-- Start Task material --
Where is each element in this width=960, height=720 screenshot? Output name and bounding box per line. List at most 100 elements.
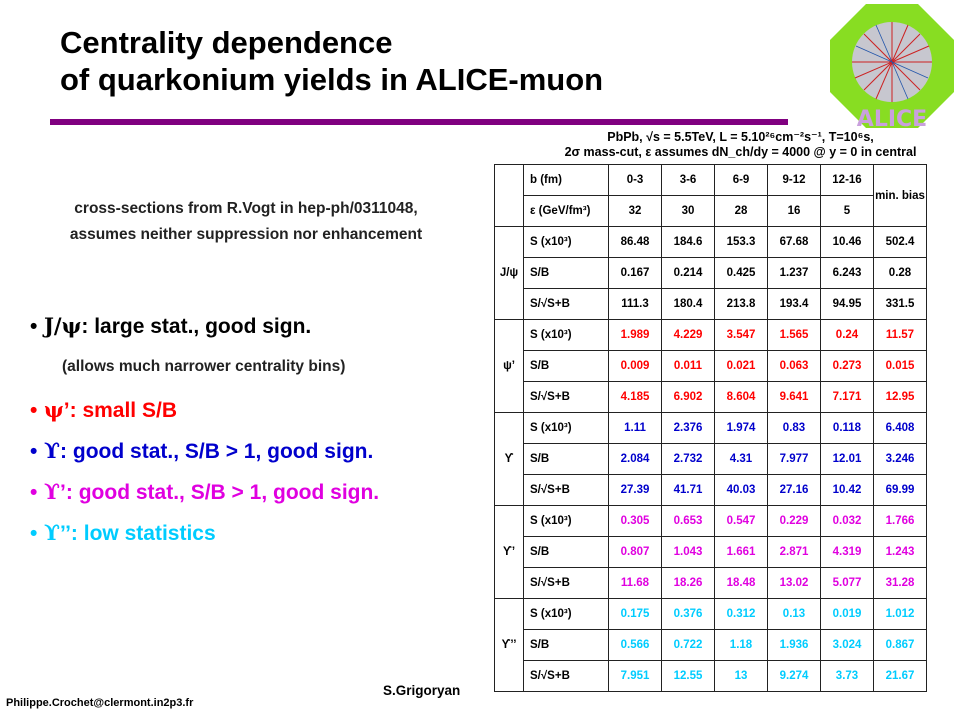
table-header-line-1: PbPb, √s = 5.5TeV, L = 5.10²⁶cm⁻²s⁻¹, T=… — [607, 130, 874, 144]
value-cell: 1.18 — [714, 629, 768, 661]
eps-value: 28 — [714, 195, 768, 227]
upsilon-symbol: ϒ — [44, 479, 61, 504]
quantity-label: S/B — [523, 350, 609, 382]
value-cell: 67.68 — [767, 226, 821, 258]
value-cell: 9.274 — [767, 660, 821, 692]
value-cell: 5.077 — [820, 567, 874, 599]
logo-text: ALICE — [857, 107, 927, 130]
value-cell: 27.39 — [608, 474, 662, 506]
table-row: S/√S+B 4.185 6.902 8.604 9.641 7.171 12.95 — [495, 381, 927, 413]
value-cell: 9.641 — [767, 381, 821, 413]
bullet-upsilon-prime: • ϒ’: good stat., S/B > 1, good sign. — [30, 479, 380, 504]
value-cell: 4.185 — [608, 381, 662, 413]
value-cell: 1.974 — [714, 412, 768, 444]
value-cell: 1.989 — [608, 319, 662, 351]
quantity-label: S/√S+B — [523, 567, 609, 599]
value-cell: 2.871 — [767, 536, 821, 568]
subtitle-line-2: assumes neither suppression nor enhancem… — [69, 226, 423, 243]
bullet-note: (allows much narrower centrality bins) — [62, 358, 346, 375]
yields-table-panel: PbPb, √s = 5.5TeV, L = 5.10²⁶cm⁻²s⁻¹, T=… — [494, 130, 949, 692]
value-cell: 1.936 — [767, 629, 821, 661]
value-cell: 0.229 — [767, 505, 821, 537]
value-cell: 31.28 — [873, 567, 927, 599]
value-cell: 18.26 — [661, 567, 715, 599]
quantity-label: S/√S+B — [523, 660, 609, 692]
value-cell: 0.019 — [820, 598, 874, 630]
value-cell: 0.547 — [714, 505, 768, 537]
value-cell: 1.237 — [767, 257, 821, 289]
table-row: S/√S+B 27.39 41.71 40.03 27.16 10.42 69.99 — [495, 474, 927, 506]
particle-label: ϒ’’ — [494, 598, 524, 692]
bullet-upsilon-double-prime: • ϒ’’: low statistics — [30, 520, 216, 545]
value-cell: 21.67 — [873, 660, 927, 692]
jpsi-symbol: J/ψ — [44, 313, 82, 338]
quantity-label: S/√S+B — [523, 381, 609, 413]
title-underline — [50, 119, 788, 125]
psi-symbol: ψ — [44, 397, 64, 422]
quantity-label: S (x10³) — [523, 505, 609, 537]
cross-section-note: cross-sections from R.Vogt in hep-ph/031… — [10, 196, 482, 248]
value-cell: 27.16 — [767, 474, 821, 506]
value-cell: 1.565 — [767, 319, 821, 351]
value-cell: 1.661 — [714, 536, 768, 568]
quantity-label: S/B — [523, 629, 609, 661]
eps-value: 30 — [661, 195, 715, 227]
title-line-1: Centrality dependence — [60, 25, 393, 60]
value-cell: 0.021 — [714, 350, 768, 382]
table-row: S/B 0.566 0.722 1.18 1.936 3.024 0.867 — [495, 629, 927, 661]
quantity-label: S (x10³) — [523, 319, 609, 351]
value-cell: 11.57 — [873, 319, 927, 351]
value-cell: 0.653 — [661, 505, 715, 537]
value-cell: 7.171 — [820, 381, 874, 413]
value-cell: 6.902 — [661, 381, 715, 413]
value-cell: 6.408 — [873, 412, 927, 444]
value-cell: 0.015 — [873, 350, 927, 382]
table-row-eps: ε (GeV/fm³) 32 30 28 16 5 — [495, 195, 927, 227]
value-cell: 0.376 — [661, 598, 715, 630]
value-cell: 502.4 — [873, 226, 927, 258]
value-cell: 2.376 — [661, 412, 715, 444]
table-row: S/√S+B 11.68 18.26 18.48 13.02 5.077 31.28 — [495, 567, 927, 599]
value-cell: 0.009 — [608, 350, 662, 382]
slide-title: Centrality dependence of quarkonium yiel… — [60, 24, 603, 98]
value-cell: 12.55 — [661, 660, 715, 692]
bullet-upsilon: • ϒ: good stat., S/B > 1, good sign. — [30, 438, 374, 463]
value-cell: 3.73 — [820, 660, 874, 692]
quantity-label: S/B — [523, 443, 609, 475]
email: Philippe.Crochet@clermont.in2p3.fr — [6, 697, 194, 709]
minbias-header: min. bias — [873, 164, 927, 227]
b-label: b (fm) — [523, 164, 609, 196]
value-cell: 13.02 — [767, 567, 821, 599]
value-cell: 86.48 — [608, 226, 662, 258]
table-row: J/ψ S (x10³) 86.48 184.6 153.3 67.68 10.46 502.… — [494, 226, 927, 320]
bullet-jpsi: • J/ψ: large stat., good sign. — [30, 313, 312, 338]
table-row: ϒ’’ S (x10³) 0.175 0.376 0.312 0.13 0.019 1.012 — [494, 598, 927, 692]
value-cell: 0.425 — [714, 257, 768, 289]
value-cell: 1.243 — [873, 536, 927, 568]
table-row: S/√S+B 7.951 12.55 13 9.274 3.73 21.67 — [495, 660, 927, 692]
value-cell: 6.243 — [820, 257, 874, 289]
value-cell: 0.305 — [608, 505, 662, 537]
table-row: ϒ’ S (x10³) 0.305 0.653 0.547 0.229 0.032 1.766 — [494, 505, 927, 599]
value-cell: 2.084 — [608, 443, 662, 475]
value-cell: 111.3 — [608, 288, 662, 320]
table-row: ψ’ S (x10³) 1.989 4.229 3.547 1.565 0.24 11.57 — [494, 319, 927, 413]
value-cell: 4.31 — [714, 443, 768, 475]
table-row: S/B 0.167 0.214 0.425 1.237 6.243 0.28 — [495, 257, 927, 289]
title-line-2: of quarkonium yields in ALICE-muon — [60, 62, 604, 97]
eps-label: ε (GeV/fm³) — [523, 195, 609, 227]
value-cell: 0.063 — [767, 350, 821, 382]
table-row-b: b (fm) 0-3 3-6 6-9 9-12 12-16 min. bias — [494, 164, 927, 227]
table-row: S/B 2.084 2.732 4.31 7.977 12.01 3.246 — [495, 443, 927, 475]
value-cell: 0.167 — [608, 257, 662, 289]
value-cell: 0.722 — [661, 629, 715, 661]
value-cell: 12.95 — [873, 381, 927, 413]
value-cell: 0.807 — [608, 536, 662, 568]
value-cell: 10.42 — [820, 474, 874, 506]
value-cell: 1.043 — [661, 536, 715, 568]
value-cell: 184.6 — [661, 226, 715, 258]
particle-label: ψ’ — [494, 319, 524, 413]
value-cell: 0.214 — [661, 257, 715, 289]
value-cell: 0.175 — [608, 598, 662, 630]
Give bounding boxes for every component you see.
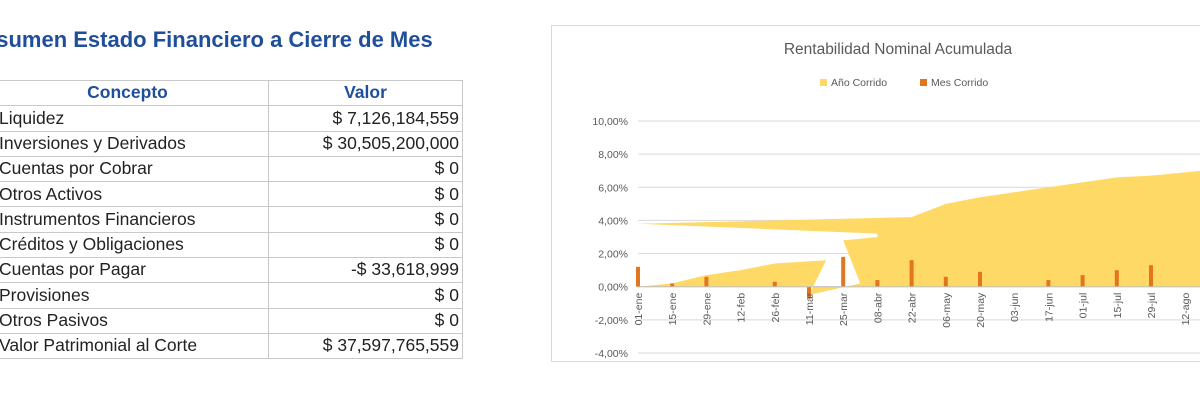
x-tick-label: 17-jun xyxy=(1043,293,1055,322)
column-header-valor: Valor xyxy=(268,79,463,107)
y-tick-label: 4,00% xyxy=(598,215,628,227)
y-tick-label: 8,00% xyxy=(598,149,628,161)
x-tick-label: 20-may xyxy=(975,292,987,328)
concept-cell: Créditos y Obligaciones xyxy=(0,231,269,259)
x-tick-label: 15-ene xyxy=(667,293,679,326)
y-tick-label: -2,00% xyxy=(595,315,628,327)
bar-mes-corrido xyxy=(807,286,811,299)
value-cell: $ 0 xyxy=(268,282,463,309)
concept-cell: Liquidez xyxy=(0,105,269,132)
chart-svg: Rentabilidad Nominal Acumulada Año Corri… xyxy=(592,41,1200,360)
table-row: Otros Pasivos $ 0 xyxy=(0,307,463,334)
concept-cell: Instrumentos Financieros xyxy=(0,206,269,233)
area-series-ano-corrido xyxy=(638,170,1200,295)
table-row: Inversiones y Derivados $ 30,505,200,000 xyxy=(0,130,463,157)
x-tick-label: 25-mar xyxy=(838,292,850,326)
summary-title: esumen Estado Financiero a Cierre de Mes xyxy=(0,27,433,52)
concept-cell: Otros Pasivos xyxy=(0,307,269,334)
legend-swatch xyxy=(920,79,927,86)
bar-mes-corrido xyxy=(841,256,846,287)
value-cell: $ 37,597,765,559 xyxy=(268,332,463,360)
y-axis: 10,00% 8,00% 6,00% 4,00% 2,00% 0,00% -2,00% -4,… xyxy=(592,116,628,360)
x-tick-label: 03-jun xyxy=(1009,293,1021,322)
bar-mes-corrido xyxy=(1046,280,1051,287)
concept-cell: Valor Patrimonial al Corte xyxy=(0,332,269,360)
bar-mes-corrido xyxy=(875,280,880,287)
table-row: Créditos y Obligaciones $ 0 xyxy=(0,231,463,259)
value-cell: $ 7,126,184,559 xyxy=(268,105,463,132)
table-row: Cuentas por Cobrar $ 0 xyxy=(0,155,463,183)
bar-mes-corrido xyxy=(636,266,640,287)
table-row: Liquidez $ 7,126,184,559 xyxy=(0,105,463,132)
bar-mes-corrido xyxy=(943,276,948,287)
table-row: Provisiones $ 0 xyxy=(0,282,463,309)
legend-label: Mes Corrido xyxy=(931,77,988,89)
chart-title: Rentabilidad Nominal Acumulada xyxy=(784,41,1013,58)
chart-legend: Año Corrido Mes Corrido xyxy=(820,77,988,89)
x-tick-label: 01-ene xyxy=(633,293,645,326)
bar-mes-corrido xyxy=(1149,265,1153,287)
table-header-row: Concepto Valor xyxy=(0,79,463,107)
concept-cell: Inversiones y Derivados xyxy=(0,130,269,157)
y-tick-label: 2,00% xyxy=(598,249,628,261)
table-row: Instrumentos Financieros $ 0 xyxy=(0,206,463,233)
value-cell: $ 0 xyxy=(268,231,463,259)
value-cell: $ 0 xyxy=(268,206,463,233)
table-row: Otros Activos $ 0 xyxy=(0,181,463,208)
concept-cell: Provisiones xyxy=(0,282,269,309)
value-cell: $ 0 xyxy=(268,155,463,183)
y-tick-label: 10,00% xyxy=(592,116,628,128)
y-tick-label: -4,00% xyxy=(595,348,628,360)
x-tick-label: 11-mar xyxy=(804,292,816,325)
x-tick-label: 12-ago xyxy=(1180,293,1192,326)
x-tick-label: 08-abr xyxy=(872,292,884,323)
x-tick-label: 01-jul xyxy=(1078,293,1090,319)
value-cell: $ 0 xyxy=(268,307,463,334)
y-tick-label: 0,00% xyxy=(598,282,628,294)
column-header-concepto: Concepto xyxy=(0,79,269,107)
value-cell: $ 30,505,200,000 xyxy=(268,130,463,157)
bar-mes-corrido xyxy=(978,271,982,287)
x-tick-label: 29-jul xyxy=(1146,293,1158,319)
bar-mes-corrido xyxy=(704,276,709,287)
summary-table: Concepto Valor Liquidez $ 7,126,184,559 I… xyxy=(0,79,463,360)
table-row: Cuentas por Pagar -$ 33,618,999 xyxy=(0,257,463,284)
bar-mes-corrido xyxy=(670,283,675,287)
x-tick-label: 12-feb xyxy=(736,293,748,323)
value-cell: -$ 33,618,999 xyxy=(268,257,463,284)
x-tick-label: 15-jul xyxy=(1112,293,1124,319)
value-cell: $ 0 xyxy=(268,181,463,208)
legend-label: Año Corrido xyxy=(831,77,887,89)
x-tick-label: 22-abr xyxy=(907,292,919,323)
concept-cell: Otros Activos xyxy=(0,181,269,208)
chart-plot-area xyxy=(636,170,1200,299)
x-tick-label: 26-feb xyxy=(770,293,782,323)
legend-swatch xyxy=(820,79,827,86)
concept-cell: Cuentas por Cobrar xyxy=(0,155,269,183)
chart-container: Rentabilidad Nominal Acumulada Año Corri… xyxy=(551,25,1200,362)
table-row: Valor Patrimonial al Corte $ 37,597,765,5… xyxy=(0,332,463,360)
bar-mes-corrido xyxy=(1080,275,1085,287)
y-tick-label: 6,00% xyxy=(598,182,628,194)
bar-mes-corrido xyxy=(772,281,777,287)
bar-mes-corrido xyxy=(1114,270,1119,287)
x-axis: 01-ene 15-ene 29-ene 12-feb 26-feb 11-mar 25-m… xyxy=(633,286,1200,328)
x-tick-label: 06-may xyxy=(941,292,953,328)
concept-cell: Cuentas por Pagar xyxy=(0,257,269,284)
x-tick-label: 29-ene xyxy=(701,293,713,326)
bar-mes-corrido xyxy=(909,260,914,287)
-- End Task material --
-- Start Task material --
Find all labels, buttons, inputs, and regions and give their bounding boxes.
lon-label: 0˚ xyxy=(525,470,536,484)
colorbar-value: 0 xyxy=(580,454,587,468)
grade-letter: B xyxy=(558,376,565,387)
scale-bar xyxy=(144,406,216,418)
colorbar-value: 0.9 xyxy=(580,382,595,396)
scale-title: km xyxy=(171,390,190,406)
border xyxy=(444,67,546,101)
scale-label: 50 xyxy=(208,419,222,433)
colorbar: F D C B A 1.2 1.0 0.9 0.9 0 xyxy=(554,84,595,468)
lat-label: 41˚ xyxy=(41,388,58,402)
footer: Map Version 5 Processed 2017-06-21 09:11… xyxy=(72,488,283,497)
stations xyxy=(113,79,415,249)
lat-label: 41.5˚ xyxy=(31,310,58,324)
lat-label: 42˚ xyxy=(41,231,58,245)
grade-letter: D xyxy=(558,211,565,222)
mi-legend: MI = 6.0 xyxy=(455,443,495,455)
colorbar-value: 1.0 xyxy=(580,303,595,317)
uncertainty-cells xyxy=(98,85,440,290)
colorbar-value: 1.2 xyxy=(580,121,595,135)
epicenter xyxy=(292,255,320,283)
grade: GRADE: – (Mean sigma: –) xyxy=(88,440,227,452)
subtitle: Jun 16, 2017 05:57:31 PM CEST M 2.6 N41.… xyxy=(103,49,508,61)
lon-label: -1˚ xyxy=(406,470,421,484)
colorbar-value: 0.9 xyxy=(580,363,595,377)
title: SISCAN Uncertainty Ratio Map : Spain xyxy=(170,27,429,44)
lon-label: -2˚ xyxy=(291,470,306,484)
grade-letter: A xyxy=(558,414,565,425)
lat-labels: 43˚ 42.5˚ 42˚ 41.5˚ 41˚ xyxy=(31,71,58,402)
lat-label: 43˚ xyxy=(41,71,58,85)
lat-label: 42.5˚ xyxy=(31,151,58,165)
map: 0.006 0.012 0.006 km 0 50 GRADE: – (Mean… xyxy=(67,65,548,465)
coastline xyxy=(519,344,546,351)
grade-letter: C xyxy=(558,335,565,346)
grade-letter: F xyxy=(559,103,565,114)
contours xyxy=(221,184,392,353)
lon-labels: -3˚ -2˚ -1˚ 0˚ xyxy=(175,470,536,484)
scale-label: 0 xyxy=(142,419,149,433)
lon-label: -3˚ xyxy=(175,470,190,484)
-- End Task material --
• Request: Copy out, without any change, the entries between the line containing "Find all labels, buttons, inputs, and" and the line containing "lat-labels: 43˚ 42.5˚", both of those lines included.

• Output of the task:
Find all labels, buttons, inputs, and regions and give their bounding boxes.
lon-label: 0˚ xyxy=(525,470,536,484)
colorbar-value: 0 xyxy=(580,454,587,468)
grade-letter: B xyxy=(558,376,565,387)
scale-bar xyxy=(144,406,216,418)
colorbar-value: 0.9 xyxy=(580,382,595,396)
scale-title: km xyxy=(171,390,190,406)
border xyxy=(444,67,546,101)
scale-label: 50 xyxy=(208,419,222,433)
colorbar: F D C B A 1.2 1.0 0.9 0.9 0 xyxy=(554,84,595,468)
lat-label: 41˚ xyxy=(41,388,58,402)
footer: Map Version 5 Processed 2017-06-21 09:11… xyxy=(72,488,283,497)
stations xyxy=(113,79,415,249)
lat-label: 41.5˚ xyxy=(31,310,58,324)
lat-label: 42˚ xyxy=(41,231,58,245)
grade-letter: D xyxy=(558,211,565,222)
mi-legend: MI = 6.0 xyxy=(455,443,495,455)
colorbar-value: 1.0 xyxy=(580,303,595,317)
uncertainty-cells xyxy=(98,85,440,290)
colorbar-value: 1.2 xyxy=(580,121,595,135)
epicenter xyxy=(292,255,320,283)
grade: GRADE: – (Mean sigma: –) xyxy=(88,440,227,452)
subtitle: Jun 16, 2017 05:57:31 PM CEST M 2.6 N41.… xyxy=(103,49,508,61)
lon-label: -1˚ xyxy=(406,470,421,484)
colorbar-value: 0.9 xyxy=(580,363,595,377)
title: SISCAN Uncertainty Ratio Map : Spain xyxy=(170,27,429,44)
lon-label: -2˚ xyxy=(291,470,306,484)
grade-letter: A xyxy=(558,414,565,425)
lat-labels: 43˚ 42.5˚ 42˚ 41.5˚ 41˚ xyxy=(31,71,58,402)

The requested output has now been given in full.